## Data to process
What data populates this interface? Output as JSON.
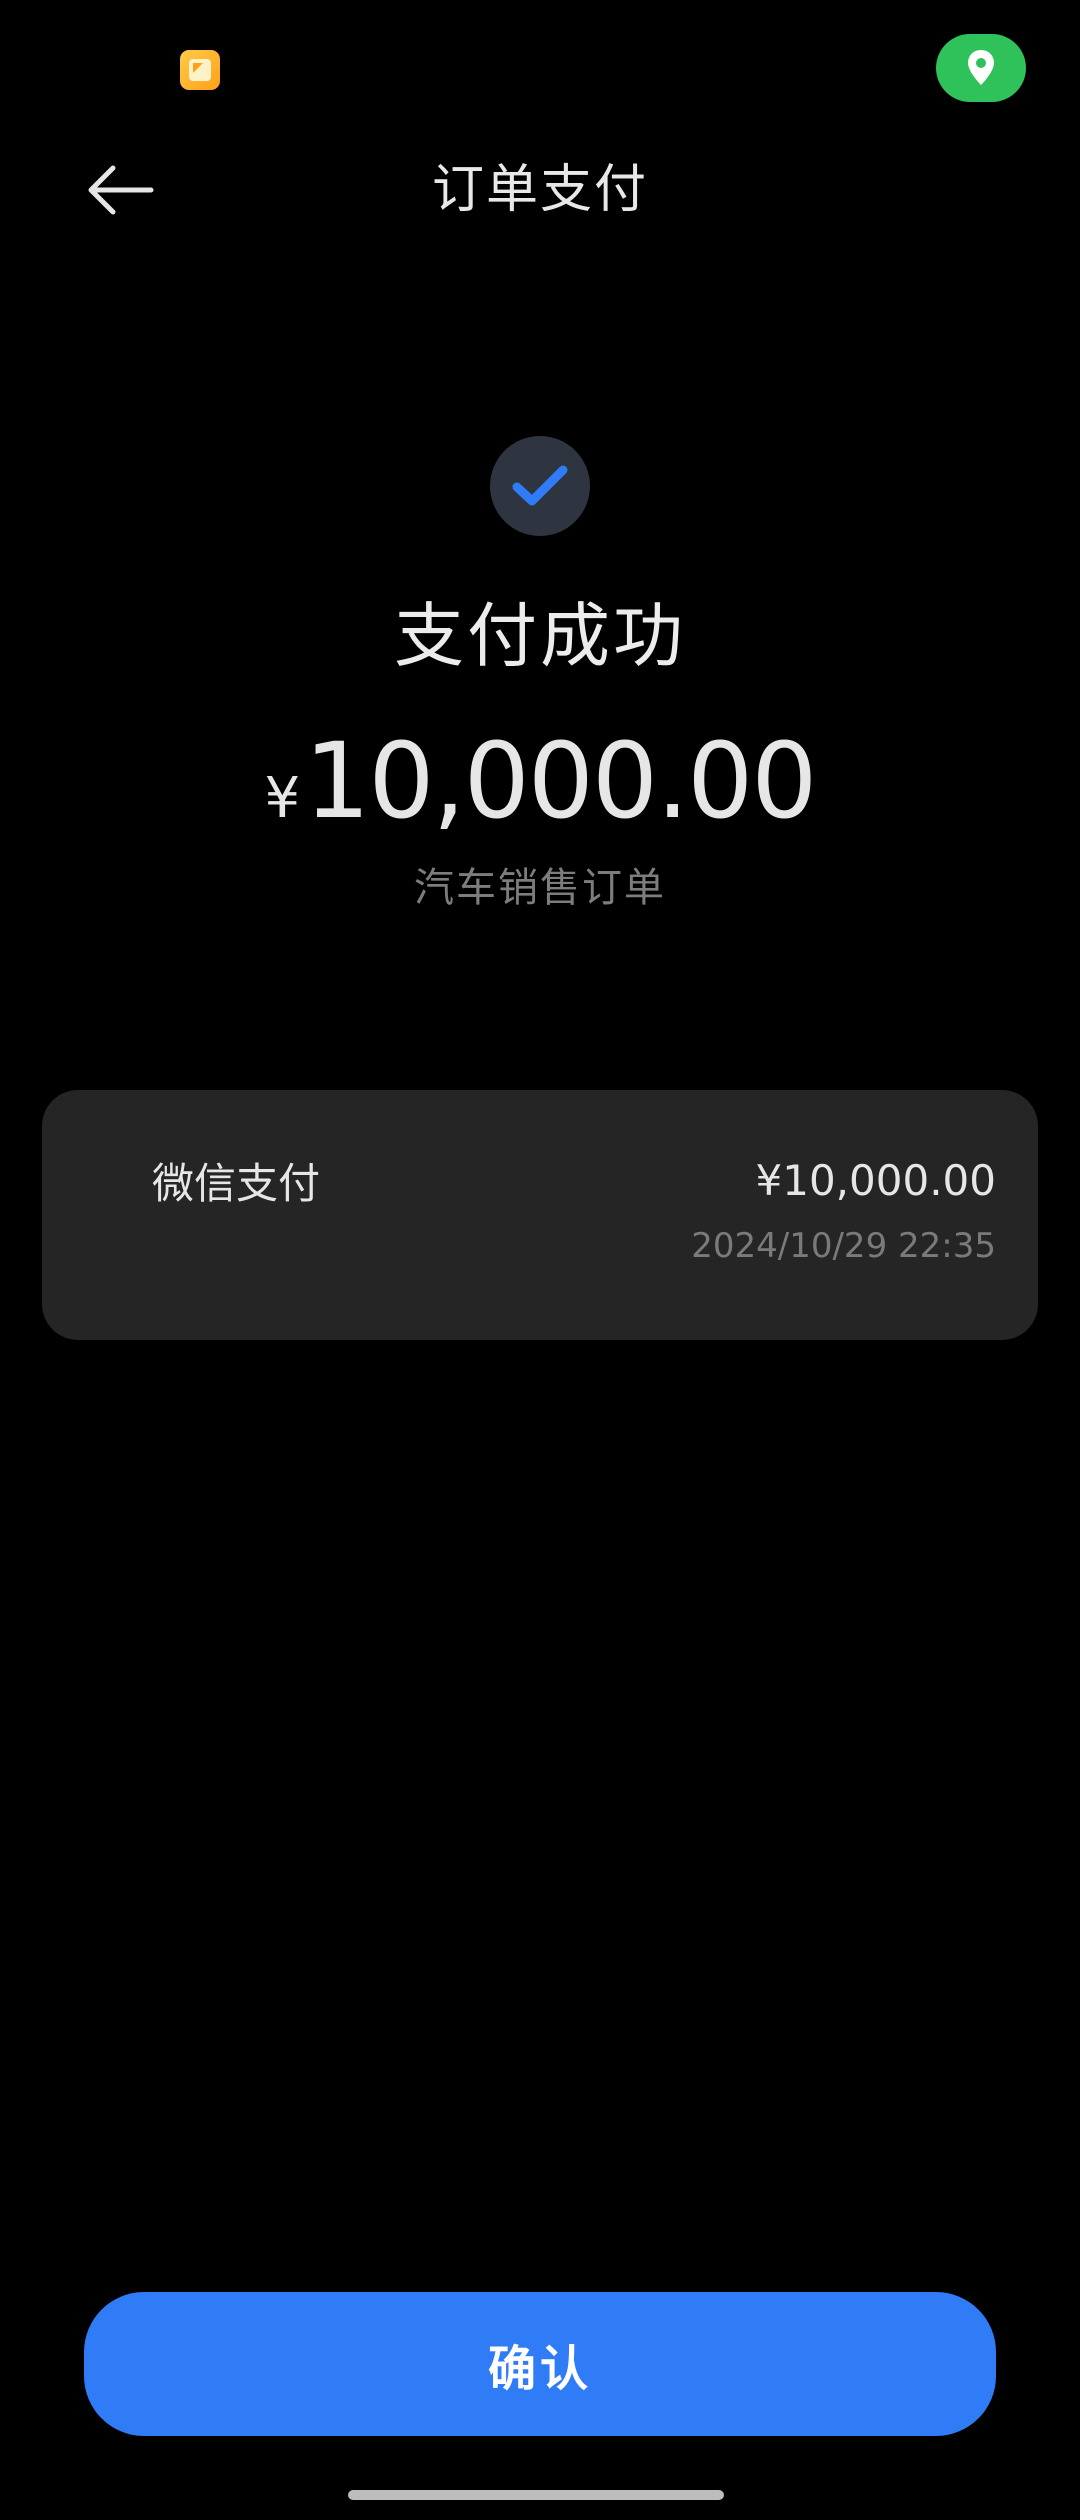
{
  "status_bar": {
    "notification_icon": "gallery-notification-icon",
    "location_icon": "location-pin-icon",
    "location_color": "#2fc25b"
  },
  "header": {
    "back_icon": "arrow-left-icon",
    "title": "订单支付"
  },
  "result": {
    "icon": "check-icon",
    "icon_color": "#2f7cf6",
    "title": "支付成功",
    "currency_symbol": "¥",
    "amount": "10,000.00",
    "order_type": "汽车销售订单"
  },
  "payment_detail": {
    "method": "微信支付",
    "amount": "¥10,000.00",
    "time": "2024/10/29 22:35"
  },
  "footer": {
    "confirm_label": "确认",
    "button_color": "#2f7cf6"
  }
}
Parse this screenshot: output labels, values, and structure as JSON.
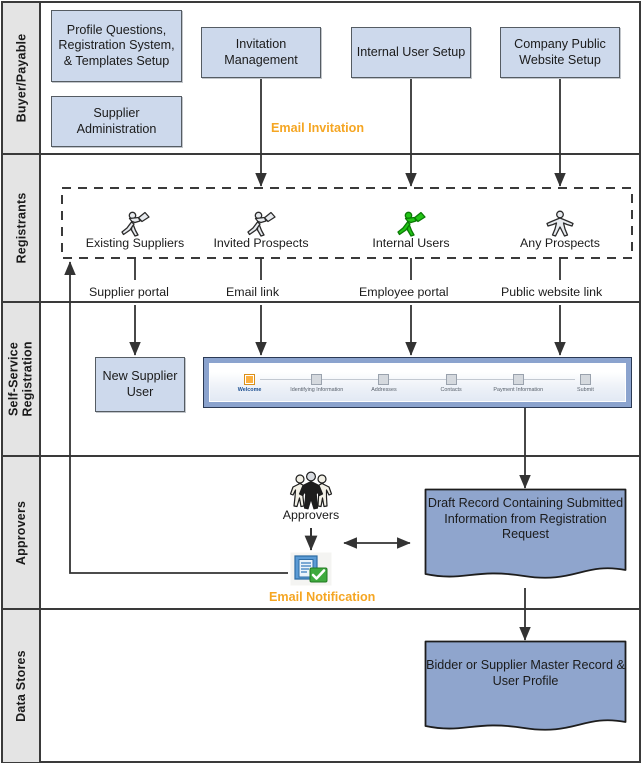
{
  "diagram": {
    "title": "Supplier Registration Process Swimlane Diagram",
    "colors": {
      "box_fill": "#cdd9ec",
      "box_border": "#555c63",
      "lane_header_fill": "#e4e4e4",
      "frame_border": "#3a3a3a",
      "accent_orange": "#f5a623",
      "internal_user_green": "#22c416",
      "wizard_header": "#8ba3ce",
      "wizard_active_step": "#fcb040"
    }
  },
  "lanes": [
    {
      "id": "buyer-payable",
      "label": "Buyer/Payable"
    },
    {
      "id": "registrants",
      "label": "Registrants"
    },
    {
      "id": "self-service",
      "label": "Self-Service\nRegistration"
    },
    {
      "id": "approvers",
      "label": "Approvers"
    },
    {
      "id": "data-stores",
      "label": "Data Stores"
    }
  ],
  "buyer_lane": {
    "boxes": [
      {
        "id": "profile-questions",
        "label": "Profile Questions, Registration System, & Templates Setup"
      },
      {
        "id": "supplier-admin",
        "label": "Supplier Administration"
      },
      {
        "id": "invitation-mgmt",
        "label": "Invitation Management"
      },
      {
        "id": "internal-user-setup",
        "label": "Internal User Setup"
      },
      {
        "id": "company-website",
        "label": "Company Public Website Setup"
      }
    ],
    "flow_label": "Email Invitation"
  },
  "registrants_lane": {
    "actors": [
      {
        "id": "existing-suppliers",
        "label": "Existing Suppliers",
        "icon": "person-with-briefcase-icon",
        "color": "#d9dde3"
      },
      {
        "id": "invited-prospects",
        "label": "Invited Prospects",
        "icon": "person-with-briefcase-icon",
        "color": "#d9dde3"
      },
      {
        "id": "internal-users",
        "label": "Internal Users",
        "icon": "person-with-briefcase-icon",
        "color": "#22c416"
      },
      {
        "id": "any-prospects",
        "label": "Any Prospects",
        "icon": "person-icon",
        "color": "#d9dde3"
      }
    ],
    "channel_labels": [
      "Supplier portal",
      "Email link",
      "Employee portal",
      "Public website link"
    ]
  },
  "self_service_lane": {
    "new_supplier_box": {
      "id": "new-supplier-user",
      "label": "New Supplier User"
    },
    "wizard": {
      "steps": [
        {
          "label": "Welcome",
          "active": true
        },
        {
          "label": "Identifying Information",
          "active": false
        },
        {
          "label": "Addresses",
          "active": false
        },
        {
          "label": "Contacts",
          "active": false
        },
        {
          "label": "Payment Information",
          "active": false
        },
        {
          "label": "Submit",
          "active": false
        }
      ]
    }
  },
  "approvers_lane": {
    "approvers_actor": {
      "id": "approvers-group",
      "label": "Approvers",
      "icon": "people-group-icon"
    },
    "email_icon": {
      "id": "email-notification",
      "icon": "document-check-icon"
    },
    "email_label": "Email Notification",
    "draft_record": {
      "id": "draft-record",
      "label": "Draft Record Containing Submitted Information from Registration Request"
    }
  },
  "data_stores_lane": {
    "master_record": {
      "id": "bidder-supplier-master",
      "label": "Bidder or Supplier Master Record & User Profile"
    }
  }
}
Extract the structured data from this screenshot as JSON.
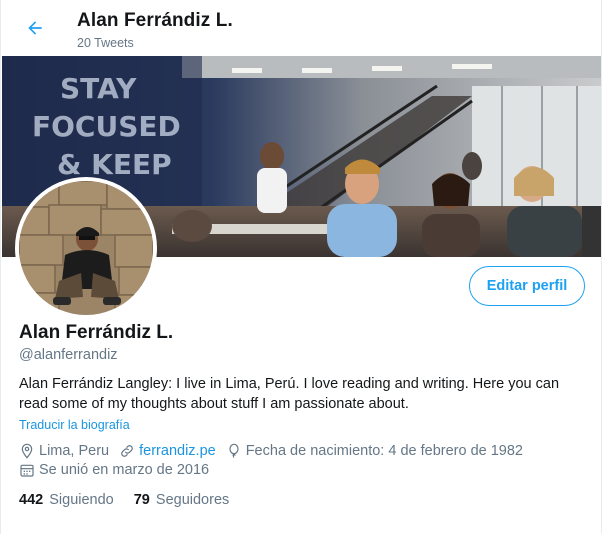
{
  "header": {
    "back_icon": "arrow-left-icon",
    "title": "Alan Ferrándiz L.",
    "tweet_count": "20 Tweets"
  },
  "banner": {
    "wall_text_lines": [
      "STAY",
      "FOCUSED",
      "& KEEP"
    ]
  },
  "profile": {
    "edit_label": "Editar perfil",
    "name": "Alan Ferrándiz L.",
    "handle": "@alanferrandiz",
    "bio": "Alan Ferrándiz Langley: I live in Lima, Perú. I love reading and writing. Here you can read some of my thoughts about stuff I am passionate about.",
    "translate_label": "Traducir la biografía",
    "location": "Lima, Peru",
    "website": "ferrandiz.pe",
    "birthday": "Fecha de nacimiento: 4 de febrero de 1982",
    "joined": "Se unió en marzo de 2016",
    "following_count": "442",
    "following_label": "Siguiendo",
    "followers_count": "79",
    "followers_label": "Seguidores"
  },
  "colors": {
    "accent": "#1da1f2",
    "link": "#1b95e0",
    "secondary_text": "#657786"
  }
}
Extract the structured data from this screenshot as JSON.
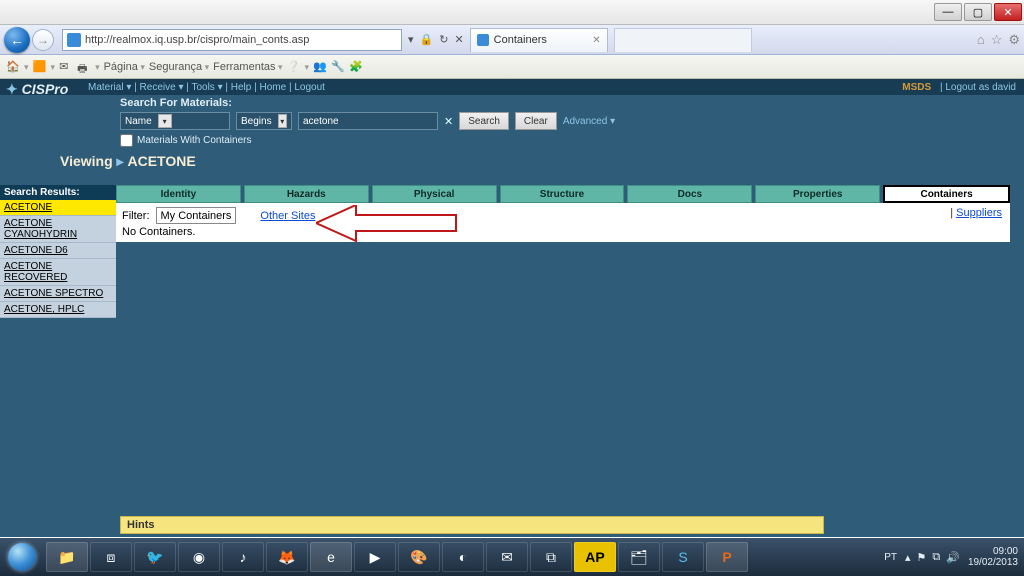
{
  "window": {
    "min": "—",
    "max": "▢",
    "close": "✕"
  },
  "browser": {
    "url": "http://realmox.iq.usp.br/cispro/main_conts.asp",
    "tab_label": "Containers",
    "cmd": {
      "page": "Página",
      "safety": "Segurança",
      "tools": "Ferramentas"
    },
    "right": {
      "home": "⌂",
      "star": "☆",
      "gear": "⚙"
    }
  },
  "app": {
    "brand": "CISPro",
    "menu": {
      "material": "Material ▾",
      "receive": "Receive ▾",
      "tools": "Tools ▾",
      "help": "Help",
      "home": "Home",
      "logout": "Logout"
    },
    "top_right": {
      "msds": "MSDS",
      "logout_as": "Logout as david"
    },
    "search": {
      "label": "Search For Materials:",
      "field": "Name",
      "op": "Begins",
      "value": "acetone",
      "search_btn": "Search",
      "clear_btn": "Clear",
      "advanced": "Advanced ▾",
      "checkbox": "Materials With Containers"
    },
    "viewing": {
      "prefix": "Viewing",
      "arrow": "▸",
      "name": "ACETONE"
    },
    "sidebar": {
      "title": "Search Results:",
      "items": [
        "ACETONE",
        "ACETONE CYANOHYDRIN",
        "ACETONE D6",
        "ACETONE RECOVERED",
        "ACETONE SPECTRO",
        "ACETONE, HPLC"
      ]
    },
    "tabs": [
      "Identity",
      "Hazards",
      "Physical",
      "Structure",
      "Docs",
      "Properties",
      "Containers"
    ],
    "panel": {
      "filter_label": "Filter:",
      "filter_value": "My Containers",
      "other_sites": "Other Sites",
      "empty": "No Containers.",
      "suppliers": "Suppliers",
      "divider": "|"
    },
    "hints": "Hints"
  },
  "taskbar": {
    "lang": "PT",
    "time": "09:00",
    "date": "19/02/2013"
  }
}
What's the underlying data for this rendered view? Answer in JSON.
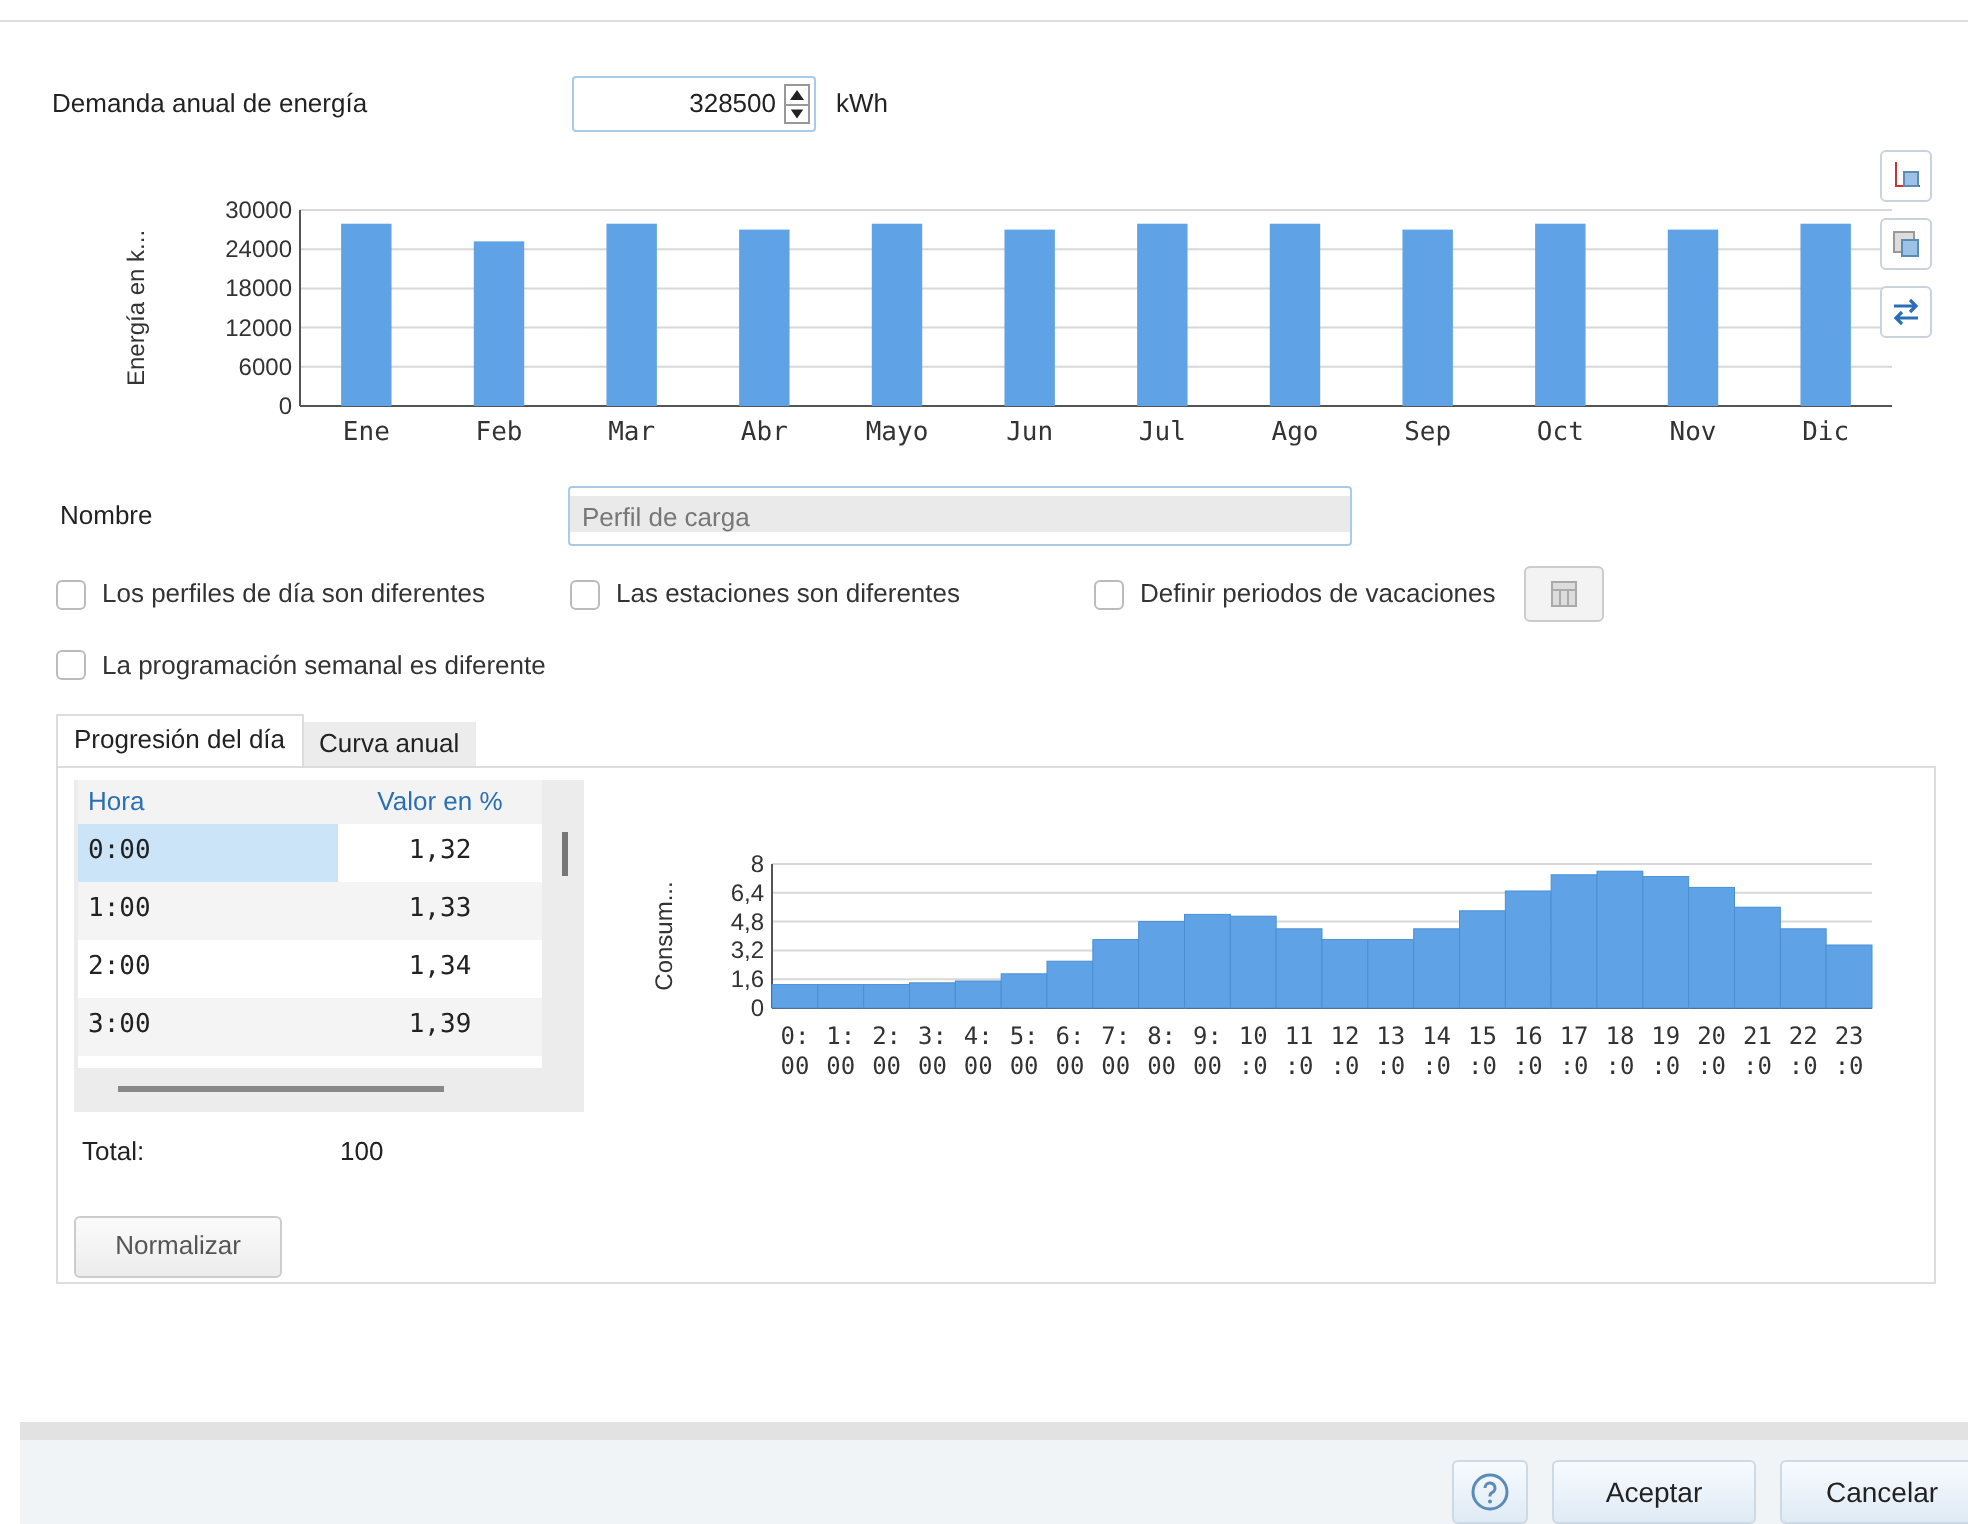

## Your task
Identify every line where the string "Lima" appears.

## Complete response
    "bio": "Alan Ferrándiz Langley: I live in Lima, Perú. I love reading and writing. Here you can read some of my thoughts about stuff I am passionate about.",
    "location": "Lima, Peru",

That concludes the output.